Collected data
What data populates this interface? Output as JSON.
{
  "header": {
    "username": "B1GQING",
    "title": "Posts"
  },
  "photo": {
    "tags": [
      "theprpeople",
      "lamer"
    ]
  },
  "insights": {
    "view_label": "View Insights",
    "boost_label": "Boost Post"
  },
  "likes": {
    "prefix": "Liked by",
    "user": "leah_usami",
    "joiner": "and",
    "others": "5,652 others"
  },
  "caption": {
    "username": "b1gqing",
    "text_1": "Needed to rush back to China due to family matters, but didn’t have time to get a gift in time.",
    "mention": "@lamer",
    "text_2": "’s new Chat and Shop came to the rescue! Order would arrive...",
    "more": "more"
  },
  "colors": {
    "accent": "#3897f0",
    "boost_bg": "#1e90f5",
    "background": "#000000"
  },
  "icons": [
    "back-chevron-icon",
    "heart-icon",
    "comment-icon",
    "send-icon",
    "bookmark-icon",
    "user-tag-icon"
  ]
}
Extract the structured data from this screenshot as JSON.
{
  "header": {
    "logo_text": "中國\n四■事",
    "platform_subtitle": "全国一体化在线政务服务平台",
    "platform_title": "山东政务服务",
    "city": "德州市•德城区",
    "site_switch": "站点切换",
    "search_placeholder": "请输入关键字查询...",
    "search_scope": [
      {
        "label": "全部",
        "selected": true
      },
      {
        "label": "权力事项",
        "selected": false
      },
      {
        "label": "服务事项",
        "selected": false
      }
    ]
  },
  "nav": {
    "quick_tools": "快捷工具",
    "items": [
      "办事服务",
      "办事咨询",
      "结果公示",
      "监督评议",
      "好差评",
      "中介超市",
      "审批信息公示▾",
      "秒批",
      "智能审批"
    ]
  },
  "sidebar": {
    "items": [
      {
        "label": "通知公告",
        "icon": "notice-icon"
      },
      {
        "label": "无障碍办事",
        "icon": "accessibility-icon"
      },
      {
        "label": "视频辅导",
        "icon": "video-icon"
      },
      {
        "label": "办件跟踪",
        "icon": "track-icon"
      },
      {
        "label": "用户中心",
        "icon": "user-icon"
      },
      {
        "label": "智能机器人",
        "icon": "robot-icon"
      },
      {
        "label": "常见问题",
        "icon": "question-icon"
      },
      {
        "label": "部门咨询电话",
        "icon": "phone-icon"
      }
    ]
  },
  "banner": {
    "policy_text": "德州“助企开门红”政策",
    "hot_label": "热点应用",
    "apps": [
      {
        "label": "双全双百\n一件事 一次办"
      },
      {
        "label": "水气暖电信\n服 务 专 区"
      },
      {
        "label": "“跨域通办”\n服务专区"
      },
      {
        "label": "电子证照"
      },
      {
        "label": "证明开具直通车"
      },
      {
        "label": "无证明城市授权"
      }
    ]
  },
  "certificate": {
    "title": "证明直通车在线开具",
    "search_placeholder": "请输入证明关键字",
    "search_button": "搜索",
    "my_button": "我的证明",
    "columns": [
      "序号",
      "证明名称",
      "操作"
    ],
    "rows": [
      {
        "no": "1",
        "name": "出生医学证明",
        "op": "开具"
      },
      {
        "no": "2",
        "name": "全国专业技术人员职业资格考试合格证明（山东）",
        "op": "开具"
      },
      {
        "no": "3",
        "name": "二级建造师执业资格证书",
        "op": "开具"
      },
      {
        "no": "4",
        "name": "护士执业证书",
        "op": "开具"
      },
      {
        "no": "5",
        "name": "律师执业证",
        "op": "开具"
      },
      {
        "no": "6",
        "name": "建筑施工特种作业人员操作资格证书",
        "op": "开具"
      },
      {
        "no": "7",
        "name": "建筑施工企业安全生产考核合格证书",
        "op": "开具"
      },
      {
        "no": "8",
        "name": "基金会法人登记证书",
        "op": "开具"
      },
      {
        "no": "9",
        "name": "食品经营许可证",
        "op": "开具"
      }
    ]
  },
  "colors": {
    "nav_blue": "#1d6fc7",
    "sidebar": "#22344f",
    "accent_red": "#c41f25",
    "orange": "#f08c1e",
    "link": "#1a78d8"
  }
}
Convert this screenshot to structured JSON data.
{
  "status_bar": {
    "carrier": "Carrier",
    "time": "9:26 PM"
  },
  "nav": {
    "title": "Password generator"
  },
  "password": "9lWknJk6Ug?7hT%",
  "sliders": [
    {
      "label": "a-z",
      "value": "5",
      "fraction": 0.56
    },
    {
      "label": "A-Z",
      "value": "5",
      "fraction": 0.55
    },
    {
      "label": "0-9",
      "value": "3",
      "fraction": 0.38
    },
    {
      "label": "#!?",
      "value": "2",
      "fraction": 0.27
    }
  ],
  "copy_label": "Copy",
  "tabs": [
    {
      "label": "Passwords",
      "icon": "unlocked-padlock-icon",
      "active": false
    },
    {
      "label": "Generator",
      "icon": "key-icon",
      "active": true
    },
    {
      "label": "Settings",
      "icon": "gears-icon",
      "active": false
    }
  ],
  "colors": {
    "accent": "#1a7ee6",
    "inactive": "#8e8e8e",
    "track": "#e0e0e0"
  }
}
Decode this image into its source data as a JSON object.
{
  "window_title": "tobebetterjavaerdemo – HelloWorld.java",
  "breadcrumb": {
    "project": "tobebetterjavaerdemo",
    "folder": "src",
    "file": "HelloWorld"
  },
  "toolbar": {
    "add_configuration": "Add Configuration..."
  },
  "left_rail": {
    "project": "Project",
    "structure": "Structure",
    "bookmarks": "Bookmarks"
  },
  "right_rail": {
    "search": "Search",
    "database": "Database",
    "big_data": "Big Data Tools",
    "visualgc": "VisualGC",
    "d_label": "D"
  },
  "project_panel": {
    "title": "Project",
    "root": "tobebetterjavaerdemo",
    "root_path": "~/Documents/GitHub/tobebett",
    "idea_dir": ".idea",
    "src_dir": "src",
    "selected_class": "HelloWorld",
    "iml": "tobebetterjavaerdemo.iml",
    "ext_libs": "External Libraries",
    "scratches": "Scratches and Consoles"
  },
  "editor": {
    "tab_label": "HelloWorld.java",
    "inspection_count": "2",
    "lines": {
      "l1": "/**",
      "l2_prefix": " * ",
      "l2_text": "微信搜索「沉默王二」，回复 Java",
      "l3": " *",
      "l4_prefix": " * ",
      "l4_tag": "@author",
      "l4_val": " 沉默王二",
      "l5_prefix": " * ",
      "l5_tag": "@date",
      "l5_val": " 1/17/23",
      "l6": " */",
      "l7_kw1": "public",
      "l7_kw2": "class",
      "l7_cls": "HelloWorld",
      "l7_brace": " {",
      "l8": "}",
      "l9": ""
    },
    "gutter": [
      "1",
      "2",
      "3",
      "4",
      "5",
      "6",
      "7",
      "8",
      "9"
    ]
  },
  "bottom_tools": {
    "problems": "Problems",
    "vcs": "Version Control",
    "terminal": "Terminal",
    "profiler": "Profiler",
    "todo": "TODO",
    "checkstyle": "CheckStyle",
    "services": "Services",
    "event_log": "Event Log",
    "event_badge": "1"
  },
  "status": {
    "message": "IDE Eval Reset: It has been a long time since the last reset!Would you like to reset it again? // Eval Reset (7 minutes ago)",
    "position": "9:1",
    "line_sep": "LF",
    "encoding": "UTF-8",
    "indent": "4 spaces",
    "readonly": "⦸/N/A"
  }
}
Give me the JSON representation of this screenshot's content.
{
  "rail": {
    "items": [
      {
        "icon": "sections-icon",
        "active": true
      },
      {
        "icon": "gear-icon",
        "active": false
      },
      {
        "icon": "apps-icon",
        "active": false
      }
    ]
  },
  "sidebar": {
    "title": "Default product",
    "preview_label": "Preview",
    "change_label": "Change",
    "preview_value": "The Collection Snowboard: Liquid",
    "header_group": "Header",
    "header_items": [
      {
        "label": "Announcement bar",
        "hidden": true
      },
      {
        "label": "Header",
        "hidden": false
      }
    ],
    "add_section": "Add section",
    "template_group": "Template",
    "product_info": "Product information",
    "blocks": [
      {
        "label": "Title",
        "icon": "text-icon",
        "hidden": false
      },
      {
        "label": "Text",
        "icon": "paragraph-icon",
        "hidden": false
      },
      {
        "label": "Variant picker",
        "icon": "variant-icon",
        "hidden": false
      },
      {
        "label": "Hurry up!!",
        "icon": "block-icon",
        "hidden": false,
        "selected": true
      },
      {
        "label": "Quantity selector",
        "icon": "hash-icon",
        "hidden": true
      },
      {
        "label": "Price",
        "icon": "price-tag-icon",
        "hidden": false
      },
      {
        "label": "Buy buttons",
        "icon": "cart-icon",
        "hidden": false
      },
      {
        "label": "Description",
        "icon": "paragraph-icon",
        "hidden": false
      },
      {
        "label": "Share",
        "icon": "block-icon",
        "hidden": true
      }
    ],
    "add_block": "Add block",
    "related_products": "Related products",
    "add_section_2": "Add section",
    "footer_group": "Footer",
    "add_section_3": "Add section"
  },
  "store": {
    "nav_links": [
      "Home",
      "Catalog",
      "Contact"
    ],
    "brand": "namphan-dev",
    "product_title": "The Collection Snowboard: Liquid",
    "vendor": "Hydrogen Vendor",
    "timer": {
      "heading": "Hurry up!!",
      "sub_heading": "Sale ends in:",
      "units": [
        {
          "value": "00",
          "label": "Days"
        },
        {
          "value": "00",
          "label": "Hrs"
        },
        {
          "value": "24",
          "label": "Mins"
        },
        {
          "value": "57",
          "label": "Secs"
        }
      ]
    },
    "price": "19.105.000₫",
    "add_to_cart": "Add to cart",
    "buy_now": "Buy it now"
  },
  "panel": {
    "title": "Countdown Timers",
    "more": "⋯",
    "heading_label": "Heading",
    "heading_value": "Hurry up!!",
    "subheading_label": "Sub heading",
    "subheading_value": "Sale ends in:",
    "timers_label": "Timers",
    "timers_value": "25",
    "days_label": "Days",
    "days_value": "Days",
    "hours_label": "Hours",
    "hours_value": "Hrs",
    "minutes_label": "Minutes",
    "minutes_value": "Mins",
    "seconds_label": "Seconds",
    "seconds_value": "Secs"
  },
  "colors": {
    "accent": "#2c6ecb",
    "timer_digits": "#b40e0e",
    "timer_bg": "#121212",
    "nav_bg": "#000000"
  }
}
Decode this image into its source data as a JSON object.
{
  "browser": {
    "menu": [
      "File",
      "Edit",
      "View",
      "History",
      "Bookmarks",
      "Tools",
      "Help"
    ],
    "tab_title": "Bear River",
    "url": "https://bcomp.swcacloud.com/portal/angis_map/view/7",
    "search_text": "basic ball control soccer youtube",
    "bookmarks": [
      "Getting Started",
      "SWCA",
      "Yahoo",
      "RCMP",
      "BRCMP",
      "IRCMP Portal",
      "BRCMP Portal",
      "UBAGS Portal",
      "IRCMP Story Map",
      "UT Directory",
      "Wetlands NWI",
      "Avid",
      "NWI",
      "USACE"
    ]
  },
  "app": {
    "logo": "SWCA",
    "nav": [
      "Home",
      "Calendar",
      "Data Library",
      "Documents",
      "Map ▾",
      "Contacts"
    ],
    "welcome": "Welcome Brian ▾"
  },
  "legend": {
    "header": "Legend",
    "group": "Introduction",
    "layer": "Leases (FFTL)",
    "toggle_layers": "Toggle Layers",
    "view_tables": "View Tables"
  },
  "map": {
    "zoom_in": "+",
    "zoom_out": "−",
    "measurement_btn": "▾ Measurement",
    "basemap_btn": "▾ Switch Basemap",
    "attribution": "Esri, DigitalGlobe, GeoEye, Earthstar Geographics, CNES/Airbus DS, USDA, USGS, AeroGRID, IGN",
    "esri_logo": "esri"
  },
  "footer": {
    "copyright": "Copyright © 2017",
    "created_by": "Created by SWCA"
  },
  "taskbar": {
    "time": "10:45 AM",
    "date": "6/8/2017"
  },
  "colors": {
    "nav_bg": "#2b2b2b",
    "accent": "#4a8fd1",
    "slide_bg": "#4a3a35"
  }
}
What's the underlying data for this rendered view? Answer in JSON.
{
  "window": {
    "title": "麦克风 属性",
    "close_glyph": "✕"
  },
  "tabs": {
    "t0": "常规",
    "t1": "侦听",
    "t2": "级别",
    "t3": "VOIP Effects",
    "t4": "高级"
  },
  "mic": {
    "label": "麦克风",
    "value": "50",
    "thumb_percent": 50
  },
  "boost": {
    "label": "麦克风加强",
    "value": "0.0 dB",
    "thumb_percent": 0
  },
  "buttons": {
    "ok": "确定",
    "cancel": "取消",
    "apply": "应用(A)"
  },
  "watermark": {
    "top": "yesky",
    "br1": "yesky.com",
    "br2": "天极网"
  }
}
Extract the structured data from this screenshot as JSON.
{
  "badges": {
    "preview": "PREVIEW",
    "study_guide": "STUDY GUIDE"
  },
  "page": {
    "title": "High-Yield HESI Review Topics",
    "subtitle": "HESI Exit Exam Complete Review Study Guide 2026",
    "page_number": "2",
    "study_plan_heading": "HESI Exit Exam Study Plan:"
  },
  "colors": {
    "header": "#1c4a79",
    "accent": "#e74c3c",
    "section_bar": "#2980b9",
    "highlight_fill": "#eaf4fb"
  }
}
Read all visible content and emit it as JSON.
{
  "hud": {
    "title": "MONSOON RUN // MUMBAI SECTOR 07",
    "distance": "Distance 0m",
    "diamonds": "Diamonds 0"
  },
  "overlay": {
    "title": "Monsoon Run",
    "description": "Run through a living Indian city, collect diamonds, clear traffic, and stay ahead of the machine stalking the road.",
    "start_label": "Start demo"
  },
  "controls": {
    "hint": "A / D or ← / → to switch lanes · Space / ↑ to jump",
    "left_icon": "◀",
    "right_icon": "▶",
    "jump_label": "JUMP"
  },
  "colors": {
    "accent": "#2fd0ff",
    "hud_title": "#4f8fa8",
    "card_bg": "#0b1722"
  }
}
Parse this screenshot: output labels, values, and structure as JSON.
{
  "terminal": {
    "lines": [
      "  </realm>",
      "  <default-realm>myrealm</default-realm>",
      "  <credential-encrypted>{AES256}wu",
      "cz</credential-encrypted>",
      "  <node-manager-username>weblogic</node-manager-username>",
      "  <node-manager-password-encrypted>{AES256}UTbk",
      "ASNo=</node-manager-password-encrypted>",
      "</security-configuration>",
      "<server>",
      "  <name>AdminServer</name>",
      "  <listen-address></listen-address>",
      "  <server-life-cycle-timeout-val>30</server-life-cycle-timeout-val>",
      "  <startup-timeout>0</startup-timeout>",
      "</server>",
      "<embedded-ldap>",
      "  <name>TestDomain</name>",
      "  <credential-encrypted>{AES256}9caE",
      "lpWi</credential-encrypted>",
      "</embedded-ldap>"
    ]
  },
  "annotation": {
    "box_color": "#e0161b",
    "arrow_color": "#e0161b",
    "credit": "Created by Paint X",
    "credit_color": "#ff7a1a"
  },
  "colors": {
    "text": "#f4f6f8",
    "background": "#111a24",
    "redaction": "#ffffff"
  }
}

§ Exercise prompt
Collect the lines that hold "Collection".

§ Solved exercise
    "preview_value": "The Collection Snowboard: Liquid",
    "product_title": "The Collection Snowboard: Liquid",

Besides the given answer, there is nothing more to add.